**PROBLEM DESCRIPTION:**
Find the string "Number" in the listing and report every line that has it.

**STORED DATA:**
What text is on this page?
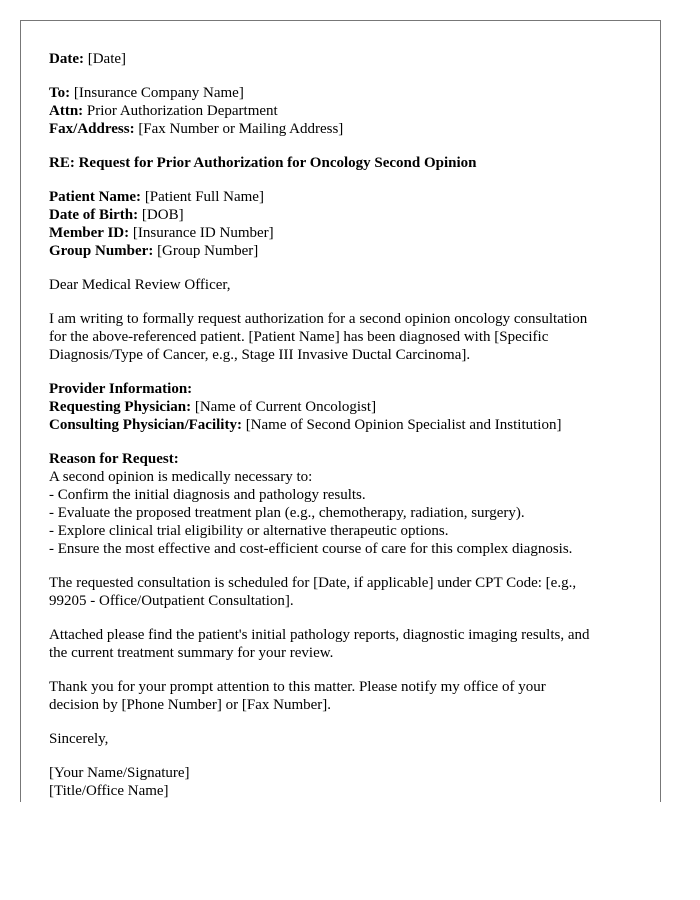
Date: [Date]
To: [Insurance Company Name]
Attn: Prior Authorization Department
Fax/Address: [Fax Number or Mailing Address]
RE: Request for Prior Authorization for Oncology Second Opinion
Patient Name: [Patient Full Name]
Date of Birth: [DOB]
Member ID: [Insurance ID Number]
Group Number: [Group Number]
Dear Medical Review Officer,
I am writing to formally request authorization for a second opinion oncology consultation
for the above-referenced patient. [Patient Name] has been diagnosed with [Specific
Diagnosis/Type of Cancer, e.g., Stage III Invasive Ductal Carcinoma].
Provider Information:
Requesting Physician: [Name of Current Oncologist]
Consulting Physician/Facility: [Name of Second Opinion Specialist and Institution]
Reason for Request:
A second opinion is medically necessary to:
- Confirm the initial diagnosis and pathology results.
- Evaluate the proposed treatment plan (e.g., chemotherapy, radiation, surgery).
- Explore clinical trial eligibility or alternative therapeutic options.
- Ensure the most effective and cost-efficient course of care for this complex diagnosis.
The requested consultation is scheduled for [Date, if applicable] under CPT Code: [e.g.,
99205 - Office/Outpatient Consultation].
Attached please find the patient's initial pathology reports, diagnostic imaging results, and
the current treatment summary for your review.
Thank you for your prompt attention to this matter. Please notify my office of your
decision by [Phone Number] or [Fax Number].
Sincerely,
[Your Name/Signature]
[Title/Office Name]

**RESPONSE TO THE TASK:**
Fax/Address: [Fax Number or Mailing Address]
Member ID: [Insurance ID Number]
Group Number: [Group Number]
decision by [Phone Number] or [Fax Number].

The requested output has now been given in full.